DATASET:
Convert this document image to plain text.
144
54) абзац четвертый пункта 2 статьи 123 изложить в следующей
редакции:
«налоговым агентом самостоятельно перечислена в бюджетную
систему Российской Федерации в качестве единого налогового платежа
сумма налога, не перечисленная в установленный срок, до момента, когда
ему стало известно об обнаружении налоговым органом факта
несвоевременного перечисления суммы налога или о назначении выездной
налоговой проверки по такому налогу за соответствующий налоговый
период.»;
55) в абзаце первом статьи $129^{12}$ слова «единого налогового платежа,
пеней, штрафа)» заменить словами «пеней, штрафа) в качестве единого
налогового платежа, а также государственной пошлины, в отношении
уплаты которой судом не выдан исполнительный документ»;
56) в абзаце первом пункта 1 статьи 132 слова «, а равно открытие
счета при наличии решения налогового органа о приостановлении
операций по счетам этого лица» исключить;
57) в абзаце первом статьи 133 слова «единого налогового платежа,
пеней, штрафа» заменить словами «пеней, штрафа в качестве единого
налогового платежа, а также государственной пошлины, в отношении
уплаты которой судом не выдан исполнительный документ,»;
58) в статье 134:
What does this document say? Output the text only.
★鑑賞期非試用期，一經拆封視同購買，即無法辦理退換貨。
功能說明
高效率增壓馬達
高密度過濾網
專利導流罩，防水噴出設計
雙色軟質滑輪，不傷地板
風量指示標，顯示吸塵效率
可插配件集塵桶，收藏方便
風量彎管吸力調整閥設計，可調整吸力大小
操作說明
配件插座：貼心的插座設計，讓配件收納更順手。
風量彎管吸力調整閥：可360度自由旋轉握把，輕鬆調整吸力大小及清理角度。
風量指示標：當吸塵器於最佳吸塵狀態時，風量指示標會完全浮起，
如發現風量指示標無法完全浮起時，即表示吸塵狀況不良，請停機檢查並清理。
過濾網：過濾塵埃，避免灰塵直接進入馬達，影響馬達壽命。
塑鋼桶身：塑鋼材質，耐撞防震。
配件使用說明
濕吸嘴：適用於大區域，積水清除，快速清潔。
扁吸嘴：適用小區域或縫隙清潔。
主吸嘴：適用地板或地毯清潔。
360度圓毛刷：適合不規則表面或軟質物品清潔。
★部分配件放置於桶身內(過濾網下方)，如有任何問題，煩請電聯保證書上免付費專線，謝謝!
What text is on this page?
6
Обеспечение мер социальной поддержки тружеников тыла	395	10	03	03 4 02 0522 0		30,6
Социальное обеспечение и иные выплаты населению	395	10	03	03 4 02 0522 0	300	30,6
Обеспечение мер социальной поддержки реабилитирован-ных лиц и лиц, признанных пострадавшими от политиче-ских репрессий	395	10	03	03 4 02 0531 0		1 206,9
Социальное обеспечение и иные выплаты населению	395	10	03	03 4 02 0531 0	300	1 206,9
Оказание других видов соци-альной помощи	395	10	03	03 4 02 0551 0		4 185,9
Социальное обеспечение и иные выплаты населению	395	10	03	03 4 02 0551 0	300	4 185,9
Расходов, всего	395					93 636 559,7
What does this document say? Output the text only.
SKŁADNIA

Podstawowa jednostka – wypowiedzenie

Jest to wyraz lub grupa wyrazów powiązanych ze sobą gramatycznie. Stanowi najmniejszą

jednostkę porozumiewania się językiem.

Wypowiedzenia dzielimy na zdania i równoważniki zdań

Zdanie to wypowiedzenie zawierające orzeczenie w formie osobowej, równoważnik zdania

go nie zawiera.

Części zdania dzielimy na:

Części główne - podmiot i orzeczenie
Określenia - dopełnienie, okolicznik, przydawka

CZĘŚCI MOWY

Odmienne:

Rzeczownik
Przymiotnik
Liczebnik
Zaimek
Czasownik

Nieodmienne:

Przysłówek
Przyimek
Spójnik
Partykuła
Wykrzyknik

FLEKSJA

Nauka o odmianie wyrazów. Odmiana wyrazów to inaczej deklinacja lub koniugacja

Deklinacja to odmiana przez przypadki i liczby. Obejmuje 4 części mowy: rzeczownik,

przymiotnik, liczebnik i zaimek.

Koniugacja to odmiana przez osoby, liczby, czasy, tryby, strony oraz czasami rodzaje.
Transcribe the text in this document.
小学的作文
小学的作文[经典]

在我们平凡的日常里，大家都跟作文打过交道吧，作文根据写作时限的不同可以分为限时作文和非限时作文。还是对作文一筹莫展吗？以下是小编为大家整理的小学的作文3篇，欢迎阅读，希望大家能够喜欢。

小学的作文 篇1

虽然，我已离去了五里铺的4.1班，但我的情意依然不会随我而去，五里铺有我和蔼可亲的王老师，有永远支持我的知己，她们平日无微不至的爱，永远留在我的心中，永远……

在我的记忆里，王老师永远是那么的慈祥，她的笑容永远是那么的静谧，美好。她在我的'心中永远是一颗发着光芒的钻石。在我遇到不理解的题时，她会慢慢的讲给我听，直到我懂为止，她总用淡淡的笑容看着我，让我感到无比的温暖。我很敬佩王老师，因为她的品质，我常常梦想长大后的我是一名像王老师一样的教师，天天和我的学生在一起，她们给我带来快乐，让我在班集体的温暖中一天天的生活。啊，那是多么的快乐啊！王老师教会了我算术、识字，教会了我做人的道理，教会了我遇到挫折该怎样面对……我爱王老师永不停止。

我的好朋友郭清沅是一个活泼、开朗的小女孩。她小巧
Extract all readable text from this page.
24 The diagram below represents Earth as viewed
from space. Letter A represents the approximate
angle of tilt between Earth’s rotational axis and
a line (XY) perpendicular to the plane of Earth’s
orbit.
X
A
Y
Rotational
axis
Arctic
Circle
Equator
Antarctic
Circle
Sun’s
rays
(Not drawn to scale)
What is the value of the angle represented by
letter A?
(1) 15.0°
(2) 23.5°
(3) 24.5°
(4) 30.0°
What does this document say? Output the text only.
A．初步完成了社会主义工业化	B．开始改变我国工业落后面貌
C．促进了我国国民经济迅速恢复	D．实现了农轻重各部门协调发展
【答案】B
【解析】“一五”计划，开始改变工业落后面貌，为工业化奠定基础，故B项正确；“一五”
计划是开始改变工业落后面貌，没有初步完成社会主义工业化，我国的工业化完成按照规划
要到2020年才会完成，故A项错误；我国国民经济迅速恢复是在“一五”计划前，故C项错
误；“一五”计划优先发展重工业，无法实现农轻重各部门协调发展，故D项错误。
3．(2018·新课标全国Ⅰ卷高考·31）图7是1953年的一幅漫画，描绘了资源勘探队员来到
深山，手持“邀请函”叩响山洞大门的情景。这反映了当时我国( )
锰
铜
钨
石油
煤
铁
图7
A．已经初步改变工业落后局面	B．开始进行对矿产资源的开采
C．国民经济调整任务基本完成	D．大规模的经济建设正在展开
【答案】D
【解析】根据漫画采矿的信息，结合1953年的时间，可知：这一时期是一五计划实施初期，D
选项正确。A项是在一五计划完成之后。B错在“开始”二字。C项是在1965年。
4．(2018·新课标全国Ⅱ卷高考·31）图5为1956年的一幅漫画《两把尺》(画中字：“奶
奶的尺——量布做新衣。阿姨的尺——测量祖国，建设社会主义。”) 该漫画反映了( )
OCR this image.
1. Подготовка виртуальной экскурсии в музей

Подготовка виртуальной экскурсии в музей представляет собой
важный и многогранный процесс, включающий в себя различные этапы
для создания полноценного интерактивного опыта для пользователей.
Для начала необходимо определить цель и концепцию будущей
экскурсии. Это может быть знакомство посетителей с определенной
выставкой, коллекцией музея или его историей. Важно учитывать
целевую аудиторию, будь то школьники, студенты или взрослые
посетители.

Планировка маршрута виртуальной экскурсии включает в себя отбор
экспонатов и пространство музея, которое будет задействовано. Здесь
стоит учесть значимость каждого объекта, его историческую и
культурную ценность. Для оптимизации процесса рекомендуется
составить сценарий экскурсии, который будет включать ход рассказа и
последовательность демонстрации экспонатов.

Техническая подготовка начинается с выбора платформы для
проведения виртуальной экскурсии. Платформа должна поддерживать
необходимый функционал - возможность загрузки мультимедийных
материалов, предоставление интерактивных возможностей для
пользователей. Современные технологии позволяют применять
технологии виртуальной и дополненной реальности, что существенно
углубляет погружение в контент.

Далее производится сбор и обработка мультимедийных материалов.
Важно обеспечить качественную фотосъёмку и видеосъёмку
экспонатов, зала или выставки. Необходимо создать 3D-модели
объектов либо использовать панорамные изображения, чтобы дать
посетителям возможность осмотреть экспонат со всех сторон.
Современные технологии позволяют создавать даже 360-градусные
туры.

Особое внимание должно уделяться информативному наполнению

SET PROBLEM: Gather all lines from the listing above in which "экскурсии" occurs.

FINAL ANSWER:
1. Подготовка виртуальной экскурсии в музей
Подготовка виртуальной экскурсии в музей представляет собой
экскурсии. Это может быть знакомство посетителей с определенной
Планировка маршрута виртуальной экскурсии включает в себя отбор
составить сценарий экскурсии, который будет включать ход рассказа и
проведения виртуальной экскурсии. Платформа должна поддерживать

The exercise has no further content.